#### AVAILABLE RECORDS
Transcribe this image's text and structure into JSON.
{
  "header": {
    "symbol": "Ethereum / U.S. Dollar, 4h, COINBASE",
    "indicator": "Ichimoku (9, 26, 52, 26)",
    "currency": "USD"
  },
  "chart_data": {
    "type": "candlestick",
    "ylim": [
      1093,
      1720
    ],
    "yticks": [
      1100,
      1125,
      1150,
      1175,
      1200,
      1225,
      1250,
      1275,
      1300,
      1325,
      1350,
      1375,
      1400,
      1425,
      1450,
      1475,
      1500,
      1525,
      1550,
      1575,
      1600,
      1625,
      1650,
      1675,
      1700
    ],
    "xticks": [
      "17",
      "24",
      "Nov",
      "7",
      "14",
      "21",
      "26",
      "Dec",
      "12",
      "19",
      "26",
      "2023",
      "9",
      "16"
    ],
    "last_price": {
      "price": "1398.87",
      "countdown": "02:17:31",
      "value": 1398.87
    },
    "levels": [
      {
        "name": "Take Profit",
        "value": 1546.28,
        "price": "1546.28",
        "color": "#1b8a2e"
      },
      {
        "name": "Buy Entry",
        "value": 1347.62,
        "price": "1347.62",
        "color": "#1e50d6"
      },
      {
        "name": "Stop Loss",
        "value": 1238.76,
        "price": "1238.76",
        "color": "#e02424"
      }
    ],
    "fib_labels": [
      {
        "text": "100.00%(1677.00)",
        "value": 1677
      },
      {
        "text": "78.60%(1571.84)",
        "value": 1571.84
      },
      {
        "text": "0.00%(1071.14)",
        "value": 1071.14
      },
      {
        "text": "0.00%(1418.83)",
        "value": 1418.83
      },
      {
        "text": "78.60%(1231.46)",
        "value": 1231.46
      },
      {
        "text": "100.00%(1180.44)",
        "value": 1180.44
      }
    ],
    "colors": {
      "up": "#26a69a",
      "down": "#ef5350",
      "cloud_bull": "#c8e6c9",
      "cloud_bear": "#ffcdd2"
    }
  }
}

#### GIVEN EXERCISE
For each line in the data above that contains the string "text", extract the line.

#### RESPONSE TO THE EXERCISE
Transcribe this image's text and structure into JSON.
        "text": "100.00%(1677.00)",
        "text": "78.60%(1571.84)",
        "text": "0.00%(1071.14)",
        "text": "0.00%(1418.83)",
        "text": "78.60%(1231.46)",
        "text": "100.00%(1180.44)",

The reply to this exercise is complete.